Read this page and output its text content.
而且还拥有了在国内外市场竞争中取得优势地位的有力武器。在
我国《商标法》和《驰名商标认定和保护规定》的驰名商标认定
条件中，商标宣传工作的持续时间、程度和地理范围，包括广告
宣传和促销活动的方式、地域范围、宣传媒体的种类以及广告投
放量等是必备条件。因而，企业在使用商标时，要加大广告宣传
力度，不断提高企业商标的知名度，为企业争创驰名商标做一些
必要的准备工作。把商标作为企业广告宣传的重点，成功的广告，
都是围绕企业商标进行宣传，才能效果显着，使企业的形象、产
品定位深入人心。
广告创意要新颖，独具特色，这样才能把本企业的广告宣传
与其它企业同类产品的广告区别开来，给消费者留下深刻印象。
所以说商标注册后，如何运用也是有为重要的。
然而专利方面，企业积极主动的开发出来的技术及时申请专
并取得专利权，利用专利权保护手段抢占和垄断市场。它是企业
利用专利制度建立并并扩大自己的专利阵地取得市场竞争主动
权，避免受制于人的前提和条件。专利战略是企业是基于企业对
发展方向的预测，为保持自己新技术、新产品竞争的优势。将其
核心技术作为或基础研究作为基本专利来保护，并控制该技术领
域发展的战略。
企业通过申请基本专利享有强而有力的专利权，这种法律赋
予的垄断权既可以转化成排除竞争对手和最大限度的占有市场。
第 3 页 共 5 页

·····

Copy all of the data. Keep every word exactly as it is.

§ Full solution:
Read this page and output its text content.
而且还拥有了在国内外市场竞争中取得优势地位的有力武器。在
我国《商标法》和《驰名商标认定和保护规定》的驰名商标认定
条件中，商标宣传工作的持续时间、程度和地理范围，包括广告
宣传和促销活动的方式、地域范围、宣传媒体的种类以及广告投
放量等是必备条件。因而，企业在使用商标时，要加大广告宣传
力度，不断提高企业商标的知名度，为企业争创驰名商标做一些
必要的准备工作。把商标作为企业广告宣传的重点，成功的广告，
都是围绕企业商标进行宣传，才能效果显着，使企业的形象、产
品定位深入人心。
广告创意要新颖，独具特色，这样才能把本企业的广告宣传
与其它企业同类产品的广告区别开来，给消费者留下深刻印象。
所以说商标注册后，如何运用也是有为重要的。
然而专利方面，企业积极主动的开发出来的技术及时申请专
并取得专利权，利用专利权保护手段抢占和垄断市场。它是企业
利用专利制度建立并并扩大自己的专利阵地取得市场竞争主动
权，避免受制于人的前提和条件。专利战略是企业是基于企业对
发展方向的预测，为保持自己新技术、新产品竞争的优势。将其
核心技术作为或基础研究作为基本专利来保护，并控制该技术领
域发展的战略。
企业通过申请基本专利享有强而有力的专利权，这种法律赋
予的垄断权既可以转化成排除竞争对手和最大限度的占有市场。
第 3 页 共 5 页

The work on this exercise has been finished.